-- Start of The data --

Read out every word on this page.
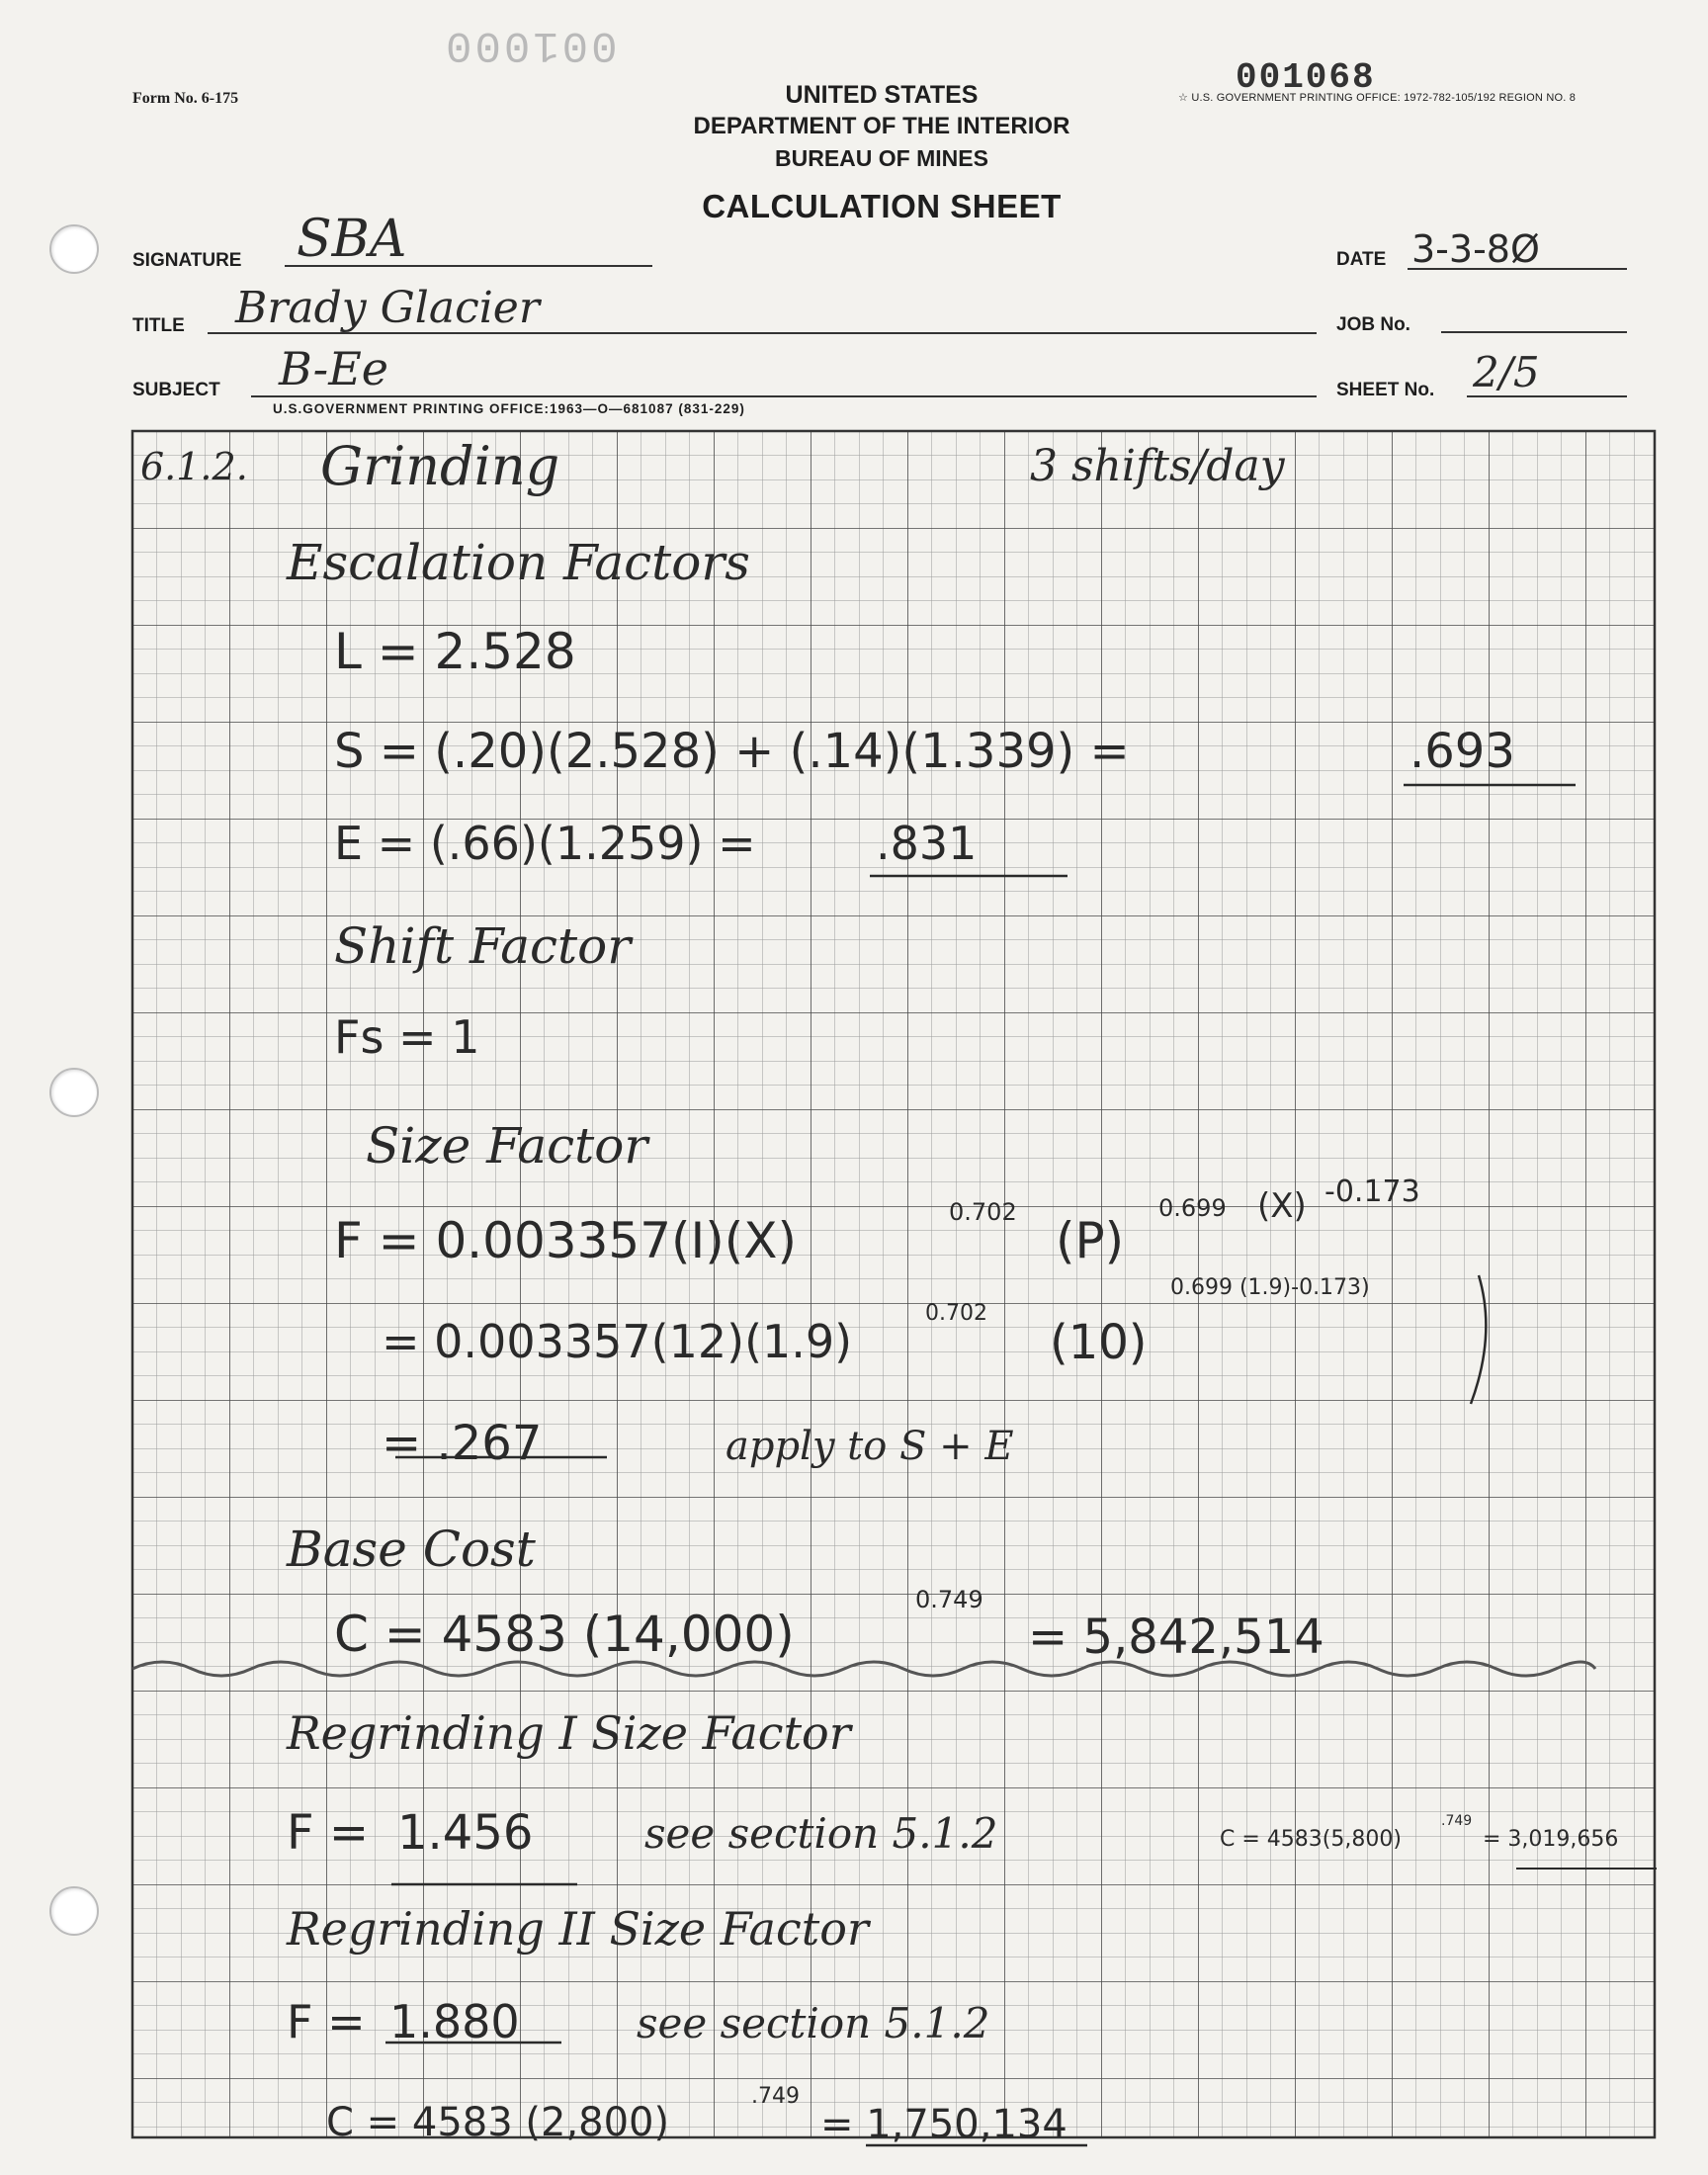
001000
001068
Form No. 6-175	☆ U.S. GOVERNMENT PRINTING OFFICE: 1972-782-105/192 REGION NO. 8
UNITED STATES
DEPARTMENT OF THE INTERIOR
BUREAU OF MINES
CALCULATION SHEET
SIGNATURE SBA	DATE 3-3-8Ø
TITLE Brady Glacier	JOB No.
SUBJECT B-Ee	SHEET No. 2/5
U.S.GOVERNMENT PRINTING OFFICE:1963—O—681087 (831-229)
6.1.2. Grinding	3 shifts/day
Escalation Factors
L = 2.528
S = (.20)(2.528) + (.14)(1.339) =	.693
E = (.66)(1.259) =	.831
Shift Factor
Fs = 1
Size Factor
F = 0.003357(I)(X)	0.702 (P)
0.699 (X) -0.173
= 0.003357(12)(1.9)
0.702
(10)
0.699 (1.9)-0.173)
= .267	apply to S + E
Base Cost
C = 4583 (14,000)
0.749
= 5,842,514
Regrinding I Size Factor
F = 1.456	see section 5.1.2	C = 4583(5,800)
.749
= 3,019,656
Regrinding II Size Factor
F = 1.880	see section 5.1.2
C = 4583 (2,800)
.749
= 1,750,134
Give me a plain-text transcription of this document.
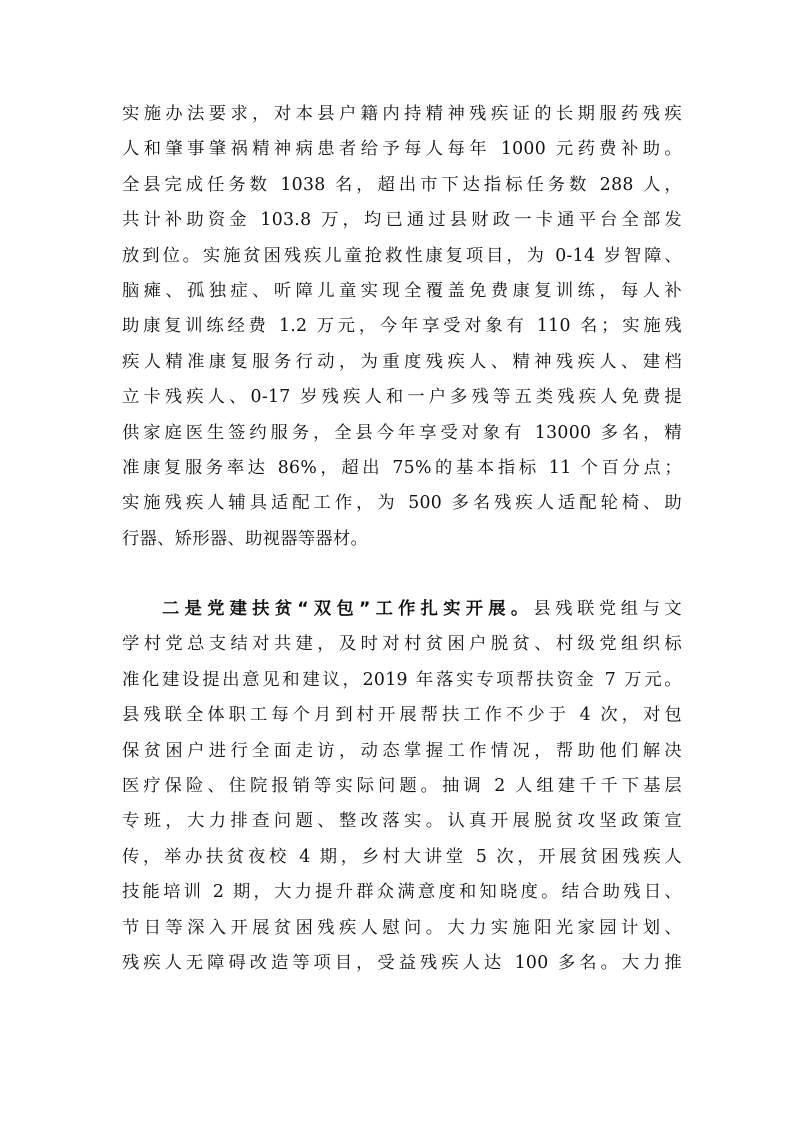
实施办法要求，对本县户籍内持精神残疾证的长期服药残疾
人和肇事肇祸精神病患者给予每人每年 1000 元药费补助。
全县完成任务数 1038 名，超出市下达指标任务数 288 人，
共计补助资金 103.8 万，均已通过县财政一卡通平台全部发
放到位。实施贫困残疾儿童抢救性康复项目，为 0-14 岁智障、
脑瘫、孤独症、听障儿童实现全覆盖免费康复训练，每人补
助康复训练经费 1.2 万元，今年享受对象有 110 名；实施残
疾人精准康复服务行动，为重度残疾人、精神残疾人、建档
立卡残疾人、0-17 岁残疾人和一户多残等五类残疾人免费提
供家庭医生签约服务，全县今年享受对象有 13000 多名，精
准康复服务率达 86%，超出 75%的基本指标 11 个百分点；
实施残疾人辅具适配工作，为 500 多名残疾人适配轮椅、助
行器、矫形器、助视器等器材。
二是党建扶贫“双包”工作扎实开展。县残联党组与文
学村党总支结对共建，及时对村贫困户脱贫、村级党组织标
准化建设提出意见和建议，2019 年落实专项帮扶资金 7 万元。
县残联全体职工每个月到村开展帮扶工作不少于 4 次，对包
保贫困户进行全面走访，动态掌握工作情况，帮助他们解决
医疗保险、住院报销等实际问题。抽调 2 人组建千千下基层
专班，大力排查问题、整改落实。认真开展脱贫攻坚政策宣
传，举办扶贫夜校 4 期，乡村大讲堂 5 次，开展贫困残疾人
技能培训 2 期，大力提升群众满意度和知晓度。结合助残日、
节日等深入开展贫困残疾人慰问。大力实施阳光家园计划、
残疾人无障碍改造等项目，受益残疾人达 100 多名。大力推
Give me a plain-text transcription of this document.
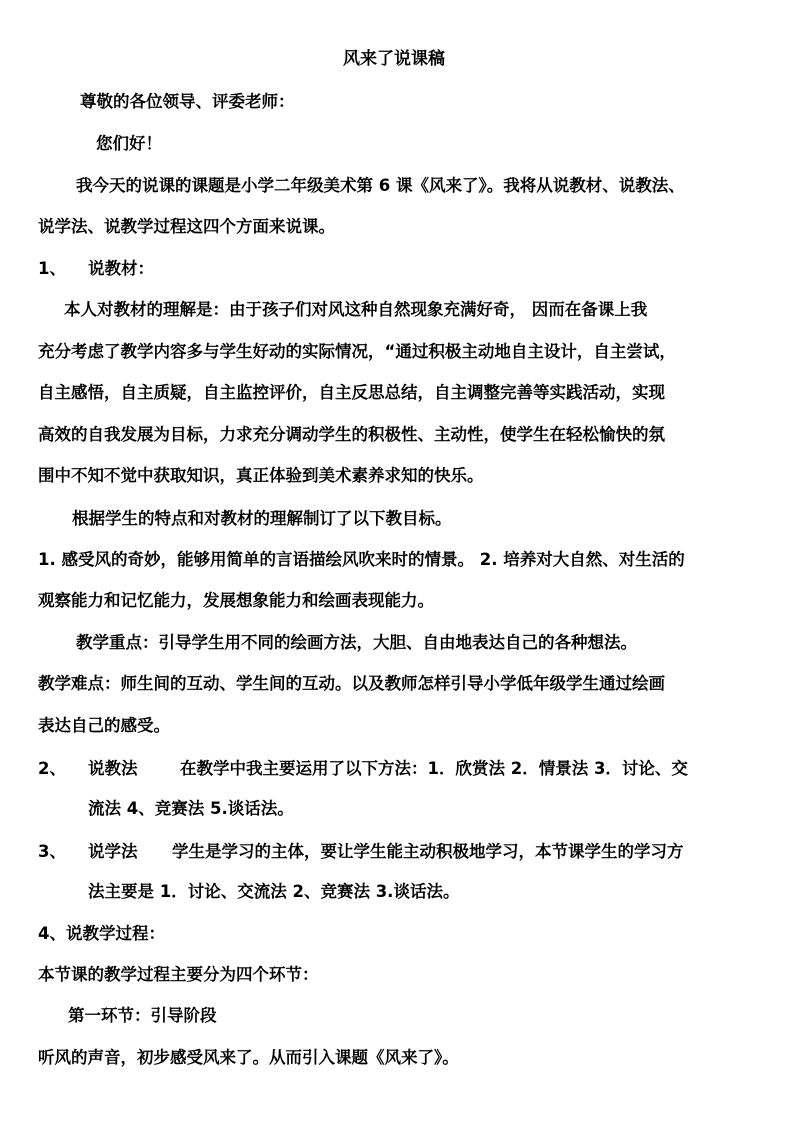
风来了说课稿
尊敬的各位领导、评委老师：
您们好！
我今天的说课的课题是小学二年级美术第 6 课《风来了》。我将从说教材、说教法、
说学法、说教学过程这四个方面来说课。
1、 说教材：
本人对教材的理解是：由于孩子们对风这种自然现象充满好奇， 因而在备课上我
充分考虑了教学内容多与学生好动的实际情况，“通过积极主动地自主设计，自主尝试，
自主感悟，自主质疑，自主监控评价，自主反思总结，自主调整完善等实践活动，实现
高效的自我发展为目标，力求充分调动学生的积极性、主动性，使学生在轻松愉快的氛
围中不知不觉中获取知识，真正体验到美术素养求知的快乐。
根据学生的特点和对教材的理解制订了以下教目标。
1. 感受风的奇妙，能够用简单的言语描绘风吹来时的情景。 2. 培养对大自然、对生活的
观察能力和记忆能力，发展想象能力和绘画表现能力。
教学重点：引导学生用不同的绘画方法，大胆、自由地表达自己的各种想法。
教学难点：师生间的互动、学生间的互动。以及教师怎样引导小学低年级学生通过绘画
表达自己的感受。
2、 说教法	在教学中我主要运用了以下方法：1．欣赏法 2．情景法 3．讨论、交
流法 4、竞赛法 5.谈话法。
3、 说学法 学生是学习的主体，要让学生能主动积极地学习，本节课学生的学习方
法主要是 1．讨论、交流法 2、竞赛法 3.谈话法。
4、说教学过程：
本节课的教学过程主要分为四个环节：
第一环节：引导阶段
听风的声音，初步感受风来了。从而引入课题《风来了》。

-- End of The data --

Leave out the pictures and output every record above precisely as given.

Answer to the task |
Read out every word on this page.
001000
001068
Form No. 6-175	☆ U.S. GOVERNMENT PRINTING OFFICE: 1972-782-105/192 REGION NO. 8
UNITED STATES
DEPARTMENT OF THE INTERIOR
BUREAU OF MINES
CALCULATION SHEET
SIGNATURE SBA	DATE 3-3-8Ø
TITLE Brady Glacier	JOB No.
SUBJECT B-Ee	SHEET No. 2/5
U.S.GOVERNMENT PRINTING OFFICE:1963—O—681087 (831-229)
6.1.2. Grinding	3 shifts/day
Escalation Factors
L = 2.528
S = (.20)(2.528) + (.14)(1.339) =	.693
E = (.66)(1.259) =	.831
Shift Factor
Fs = 1
Size Factor
F = 0.003357(I)(X)	0.702 (P)
0.699 (X) -0.173
= 0.003357(12)(1.9)
0.702
(10)
0.699 (1.9)-0.173)
= .267	apply to S + E
Base Cost
C = 4583 (14,000)
0.749
= 5,842,514
Regrinding I Size Factor
F = 1.456	see section 5.1.2	C = 4583(5,800)
.749
= 3,019,656
Regrinding II Size Factor
F = 1.880	see section 5.1.2
C = 4583 (2,800)
.749
= 1,750,134
Give me a plain-text transcription of this document.
实施办法要求，对本县户籍内持精神残疾证的长期服药残疾
人和肇事肇祸精神病患者给予每人每年 1000 元药费补助。
全县完成任务数 1038 名，超出市下达指标任务数 288 人，
共计补助资金 103.8 万，均已通过县财政一卡通平台全部发
放到位。实施贫困残疾儿童抢救性康复项目，为 0-14 岁智障、
脑瘫、孤独症、听障儿童实现全覆盖免费康复训练，每人补
助康复训练经费 1.2 万元，今年享受对象有 110 名；实施残
疾人精准康复服务行动，为重度残疾人、精神残疾人、建档
立卡残疾人、0-17 岁残疾人和一户多残等五类残疾人免费提
供家庭医生签约服务，全县今年享受对象有 13000 多名，精
准康复服务率达 86%，超出 75%的基本指标 11 个百分点；
实施残疾人辅具适配工作，为 500 多名残疾人适配轮椅、助
行器、矫形器、助视器等器材。
二是党建扶贫“双包”工作扎实开展。县残联党组与文
学村党总支结对共建，及时对村贫困户脱贫、村级党组织标
准化建设提出意见和建议，2019 年落实专项帮扶资金 7 万元。
县残联全体职工每个月到村开展帮扶工作不少于 4 次，对包
保贫困户进行全面走访，动态掌握工作情况，帮助他们解决
医疗保险、住院报销等实际问题。抽调 2 人组建千千下基层
专班，大力排查问题、整改落实。认真开展脱贫攻坚政策宣
传，举办扶贫夜校 4 期，乡村大讲堂 5 次，开展贫困残疾人
技能培训 2 期，大力提升群众满意度和知晓度。结合助残日、
节日等深入开展贫困残疾人慰问。大力实施阳光家园计划、
残疾人无障碍改造等项目，受益残疾人达 100 多名。大力推
Give me a plain-text transcription of this document.
风来了说课稿
尊敬的各位领导、评委老师：
您们好！
我今天的说课的课题是小学二年级美术第 6 课《风来了》。我将从说教材、说教法、
说学法、说教学过程这四个方面来说课。
1、 说教材：
本人对教材的理解是：由于孩子们对风这种自然现象充满好奇， 因而在备课上我
充分考虑了教学内容多与学生好动的实际情况，“通过积极主动地自主设计，自主尝试，
自主感悟，自主质疑，自主监控评价，自主反思总结，自主调整完善等实践活动，实现
高效的自我发展为目标，力求充分调动学生的积极性、主动性，使学生在轻松愉快的氛
围中不知不觉中获取知识，真正体验到美术素养求知的快乐。
根据学生的特点和对教材的理解制订了以下教目标。
1. 感受风的奇妙，能够用简单的言语描绘风吹来时的情景。 2. 培养对大自然、对生活的
观察能力和记忆能力，发展想象能力和绘画表现能力。
教学重点：引导学生用不同的绘画方法，大胆、自由地表达自己的各种想法。
教学难点：师生间的互动、学生间的互动。以及教师怎样引导小学低年级学生通过绘画
表达自己的感受。
2、 说教法	在教学中我主要运用了以下方法：1．欣赏法 2．情景法 3．讨论、交
流法 4、竞赛法 5.谈话法。
3、 说学法 学生是学习的主体，要让学生能主动积极地学习，本节课学生的学习方
法主要是 1．讨论、交流法 2、竞赛法 3.谈话法。
4、说教学过程：
本节课的教学过程主要分为四个环节：
第一环节：引导阶段
听风的声音，初步感受风来了。从而引入课题《风来了》。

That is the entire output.